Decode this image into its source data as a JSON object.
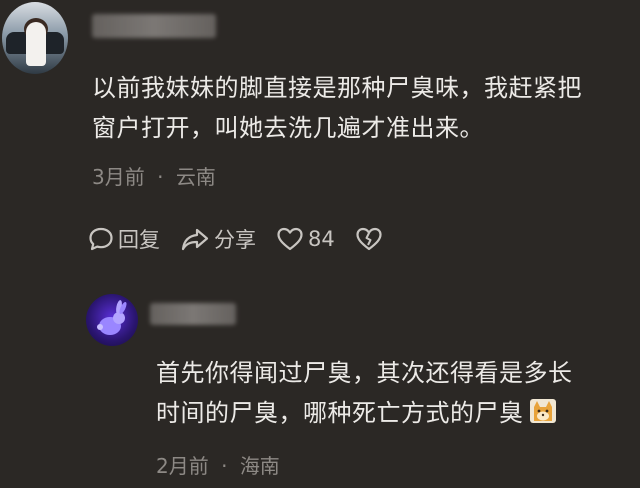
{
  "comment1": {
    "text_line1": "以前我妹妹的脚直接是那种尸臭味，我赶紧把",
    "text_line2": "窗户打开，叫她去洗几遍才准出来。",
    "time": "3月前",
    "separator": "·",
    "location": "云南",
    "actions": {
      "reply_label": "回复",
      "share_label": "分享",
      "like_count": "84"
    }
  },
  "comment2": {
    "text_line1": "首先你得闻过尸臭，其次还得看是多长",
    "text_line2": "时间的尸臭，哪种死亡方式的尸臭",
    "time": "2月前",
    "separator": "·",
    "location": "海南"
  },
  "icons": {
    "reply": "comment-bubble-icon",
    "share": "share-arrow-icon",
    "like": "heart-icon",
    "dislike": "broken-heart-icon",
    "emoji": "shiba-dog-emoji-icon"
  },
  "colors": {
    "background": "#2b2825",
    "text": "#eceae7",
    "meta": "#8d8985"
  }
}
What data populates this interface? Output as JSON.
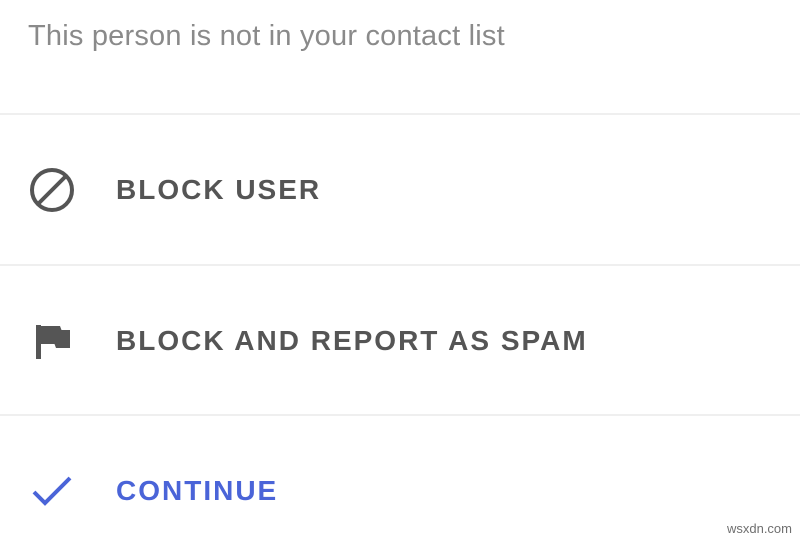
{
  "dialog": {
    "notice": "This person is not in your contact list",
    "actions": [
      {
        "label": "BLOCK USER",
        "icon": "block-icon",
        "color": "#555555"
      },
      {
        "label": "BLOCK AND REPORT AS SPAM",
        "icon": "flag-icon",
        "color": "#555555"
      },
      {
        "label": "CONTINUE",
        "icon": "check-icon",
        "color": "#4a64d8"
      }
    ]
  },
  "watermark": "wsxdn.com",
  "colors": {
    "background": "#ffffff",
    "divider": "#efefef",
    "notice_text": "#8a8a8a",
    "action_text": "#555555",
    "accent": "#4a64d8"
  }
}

○ ○ ○ ○ ○

**Stated problem:**
In the entries above, find the lines containing the word "data" and say how many there are, with no other words.

**Result for this exercise:**
2